--- WHAT TO DO ---
Find every line in the records that holds the string "JSON". Copy each one.
-- START EXCERPTED DATA --
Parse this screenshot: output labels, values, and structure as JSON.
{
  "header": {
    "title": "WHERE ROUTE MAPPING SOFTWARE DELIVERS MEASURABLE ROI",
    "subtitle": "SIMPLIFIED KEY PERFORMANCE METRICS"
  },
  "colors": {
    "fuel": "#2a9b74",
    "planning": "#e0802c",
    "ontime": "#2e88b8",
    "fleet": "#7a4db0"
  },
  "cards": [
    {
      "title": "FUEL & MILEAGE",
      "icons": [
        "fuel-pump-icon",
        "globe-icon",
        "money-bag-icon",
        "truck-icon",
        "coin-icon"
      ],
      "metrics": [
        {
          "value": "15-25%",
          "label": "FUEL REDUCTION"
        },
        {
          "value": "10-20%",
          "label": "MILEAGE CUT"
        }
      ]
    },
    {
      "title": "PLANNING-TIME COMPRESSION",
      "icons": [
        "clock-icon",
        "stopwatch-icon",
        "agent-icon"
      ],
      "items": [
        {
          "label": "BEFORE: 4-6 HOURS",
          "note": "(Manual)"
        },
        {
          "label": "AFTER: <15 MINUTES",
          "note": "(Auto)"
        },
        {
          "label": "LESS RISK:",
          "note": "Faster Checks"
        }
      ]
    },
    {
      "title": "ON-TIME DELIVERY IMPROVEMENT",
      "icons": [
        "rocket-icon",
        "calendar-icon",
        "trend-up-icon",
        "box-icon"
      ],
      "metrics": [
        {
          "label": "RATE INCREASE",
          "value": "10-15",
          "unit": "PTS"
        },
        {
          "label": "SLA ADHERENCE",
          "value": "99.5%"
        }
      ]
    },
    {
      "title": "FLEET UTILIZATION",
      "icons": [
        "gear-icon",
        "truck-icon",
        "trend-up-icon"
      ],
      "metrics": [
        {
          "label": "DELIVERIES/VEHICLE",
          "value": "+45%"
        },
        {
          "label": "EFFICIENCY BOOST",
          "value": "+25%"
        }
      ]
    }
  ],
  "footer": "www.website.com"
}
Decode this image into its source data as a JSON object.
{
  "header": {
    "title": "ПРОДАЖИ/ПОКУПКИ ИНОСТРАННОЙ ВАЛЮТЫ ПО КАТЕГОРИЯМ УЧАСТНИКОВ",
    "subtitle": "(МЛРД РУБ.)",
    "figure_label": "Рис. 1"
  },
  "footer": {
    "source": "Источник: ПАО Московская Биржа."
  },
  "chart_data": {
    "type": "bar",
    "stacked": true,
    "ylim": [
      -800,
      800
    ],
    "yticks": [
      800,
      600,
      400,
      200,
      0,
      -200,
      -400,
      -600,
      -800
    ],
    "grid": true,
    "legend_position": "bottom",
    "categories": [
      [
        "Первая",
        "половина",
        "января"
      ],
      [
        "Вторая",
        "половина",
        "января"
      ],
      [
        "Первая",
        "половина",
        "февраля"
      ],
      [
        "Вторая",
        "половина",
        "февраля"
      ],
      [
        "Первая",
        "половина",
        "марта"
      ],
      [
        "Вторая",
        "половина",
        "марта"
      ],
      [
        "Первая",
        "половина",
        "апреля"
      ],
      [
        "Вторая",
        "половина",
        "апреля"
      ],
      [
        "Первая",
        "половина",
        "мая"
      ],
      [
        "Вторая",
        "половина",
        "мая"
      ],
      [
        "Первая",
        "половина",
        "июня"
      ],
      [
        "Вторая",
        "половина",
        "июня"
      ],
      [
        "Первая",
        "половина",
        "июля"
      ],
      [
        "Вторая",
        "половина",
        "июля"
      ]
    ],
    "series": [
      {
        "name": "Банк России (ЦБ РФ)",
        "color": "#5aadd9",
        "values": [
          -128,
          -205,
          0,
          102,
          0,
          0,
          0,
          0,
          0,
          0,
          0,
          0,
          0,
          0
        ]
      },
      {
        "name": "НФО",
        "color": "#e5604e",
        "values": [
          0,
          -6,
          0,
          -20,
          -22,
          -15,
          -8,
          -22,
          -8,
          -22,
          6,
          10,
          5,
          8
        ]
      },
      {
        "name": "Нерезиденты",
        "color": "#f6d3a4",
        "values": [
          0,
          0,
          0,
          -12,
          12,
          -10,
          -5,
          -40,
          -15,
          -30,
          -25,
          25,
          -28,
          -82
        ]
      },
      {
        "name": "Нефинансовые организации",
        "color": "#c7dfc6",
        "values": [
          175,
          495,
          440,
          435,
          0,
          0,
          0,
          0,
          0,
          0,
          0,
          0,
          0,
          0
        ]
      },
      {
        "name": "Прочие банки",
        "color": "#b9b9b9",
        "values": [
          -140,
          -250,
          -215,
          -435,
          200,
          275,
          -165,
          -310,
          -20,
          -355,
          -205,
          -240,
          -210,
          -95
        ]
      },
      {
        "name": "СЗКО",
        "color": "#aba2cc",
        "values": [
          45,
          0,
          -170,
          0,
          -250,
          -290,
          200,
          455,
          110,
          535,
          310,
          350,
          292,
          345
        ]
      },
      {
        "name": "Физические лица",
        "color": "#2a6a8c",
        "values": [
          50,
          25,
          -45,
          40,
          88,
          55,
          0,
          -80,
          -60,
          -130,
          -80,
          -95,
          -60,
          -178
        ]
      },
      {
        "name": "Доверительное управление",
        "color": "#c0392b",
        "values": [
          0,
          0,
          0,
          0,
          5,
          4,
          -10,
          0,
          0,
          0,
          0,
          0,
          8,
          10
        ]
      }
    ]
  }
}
-- END EXCERPTED DATA --
--- REPLY ---
Parse this screenshot: output labels, values, and structure as JSON.
Decode this image into its source data as a JSON object.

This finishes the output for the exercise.